Source excerpt:

The works of the French author Stendhal (1783-1842) mark the transition in France from romanticism to realism. His masterpieces--The Red and the Black and The Charterhouse of Parma--provide incisive and ironic depictions of love and the will to power.

Stendhal was born Marie Henri Beyle on Jan. 23, 1783, in Grenoble. He was thus a child of the 18th century who lived well into the 19th. He early developed a dislike for his father and an undue attachment to his mother. She died when he was 7 years old. Stendhal soon displayed the customary pattern that develops from such emotional situations: a hatred for authority and a search for a surrogate mother.

Early Training and Career

Stendhal's schooling was under the Ideologues, a group of 18th-century investigators of psychology, a training that set him apart from the later romantic authors. From this schooling, as well as from an intensive study of Ideologue writings (especially those of Destutt de Tracy) that he began in 1804, Stendhal formed his world view. He sought to understand man by learning the workings of his mind and above all his emotions, the latter of which Stendhal believed were rooted in man's physiological nature. Stendhal hoped through this study to be able to dominate those about him. The principal keys were consciousness of self, awareness of the primal role of will, and excellence of memory in order to ensure recall of all relevant facts. In the happiness principle (la chasse au bonheur, the pursuit of happiness) Stendhal saw the central dynamic drive of man.

In 1800 Stendhal accompanied Napoleon Bonaparte on his heroic crossing of the Alps into Italy, first coming at this time to know and love Italy. He rapidly became a functionary of some importance under the Napoleonic Empire and spent the years 1806-1810 in Germany, where, among other places, he stayed for a time in the town of Stendhal, from which he derived his pseudonym. In 1814, with the collapse of the Empire, Stendhal settled happily in Italy, renouncing forever his dreams of a major public career. He preferred Italy to his native land, for, probably erroneously, he believed it a more fertile soil for the cultivation of the passions.

Doctrine of "Beylism"

Data shown:
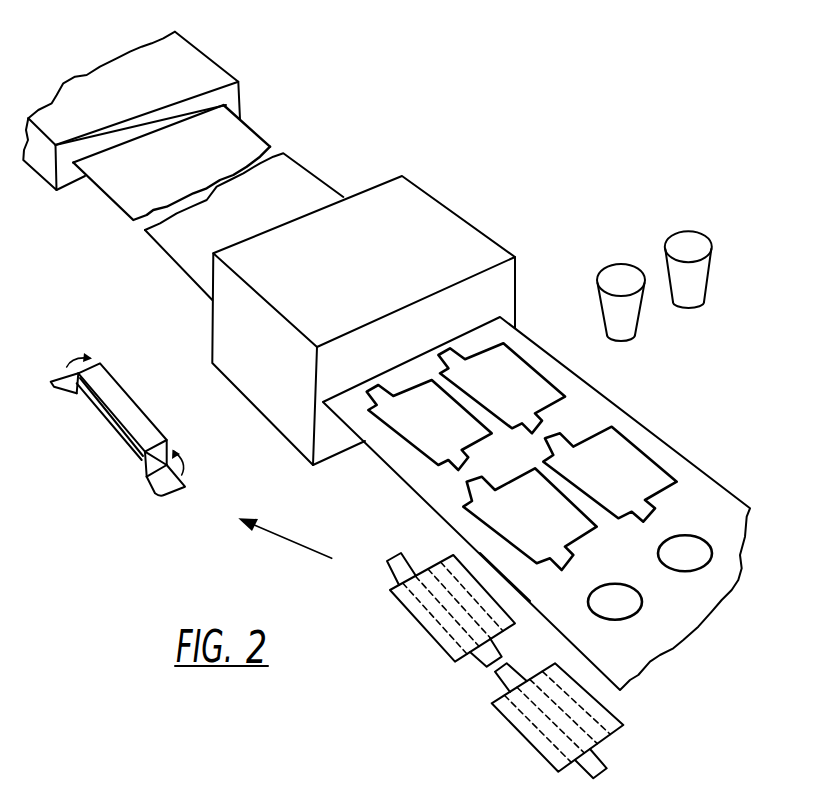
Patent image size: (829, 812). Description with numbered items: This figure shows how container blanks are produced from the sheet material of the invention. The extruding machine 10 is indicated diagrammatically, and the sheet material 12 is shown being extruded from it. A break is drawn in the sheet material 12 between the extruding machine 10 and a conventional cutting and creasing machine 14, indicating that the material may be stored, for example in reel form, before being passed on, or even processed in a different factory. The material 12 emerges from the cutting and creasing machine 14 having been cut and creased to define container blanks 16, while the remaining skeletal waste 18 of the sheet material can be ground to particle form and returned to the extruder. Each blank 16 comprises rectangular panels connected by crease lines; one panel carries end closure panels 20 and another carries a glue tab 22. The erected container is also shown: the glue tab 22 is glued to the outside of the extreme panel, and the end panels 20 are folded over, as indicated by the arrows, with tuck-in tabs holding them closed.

==

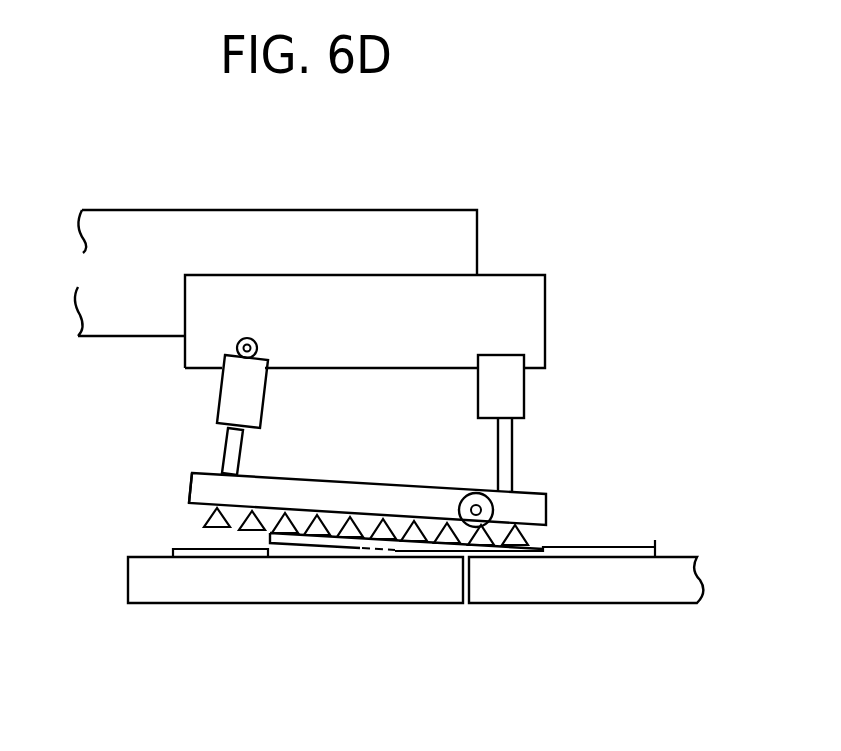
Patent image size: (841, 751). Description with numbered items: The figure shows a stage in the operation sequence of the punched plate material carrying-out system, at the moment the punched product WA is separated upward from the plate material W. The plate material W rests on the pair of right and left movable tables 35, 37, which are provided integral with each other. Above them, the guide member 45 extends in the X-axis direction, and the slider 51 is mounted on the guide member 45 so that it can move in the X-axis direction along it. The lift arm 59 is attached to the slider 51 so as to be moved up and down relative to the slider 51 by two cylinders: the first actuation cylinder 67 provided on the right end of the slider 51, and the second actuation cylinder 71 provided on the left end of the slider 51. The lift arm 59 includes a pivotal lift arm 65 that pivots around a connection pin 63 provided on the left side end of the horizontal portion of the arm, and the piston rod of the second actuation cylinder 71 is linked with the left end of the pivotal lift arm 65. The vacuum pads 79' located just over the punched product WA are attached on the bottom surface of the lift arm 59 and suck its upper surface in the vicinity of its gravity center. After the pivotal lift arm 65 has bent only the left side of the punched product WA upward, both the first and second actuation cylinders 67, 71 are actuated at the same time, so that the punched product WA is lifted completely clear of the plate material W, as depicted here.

Task set:
1. Answer these from the Stendhal excerpt, each on its own line:
(a) In what city was Stendhal born?
(b) Whose writings does the excerpt single out in Stendhal's study of the Ideologues?
(c) In which country did Stendhal spend the years 1806-1810?
2. List every distinct four-digit year mentioned in the Stendhal excerpt.

Worked answers:
1.
(a) Grenoble
(b) Destutt de Tracy
(c) Germany

2. 1783, 1842, 1804, 1800, 1806, 1810, 1814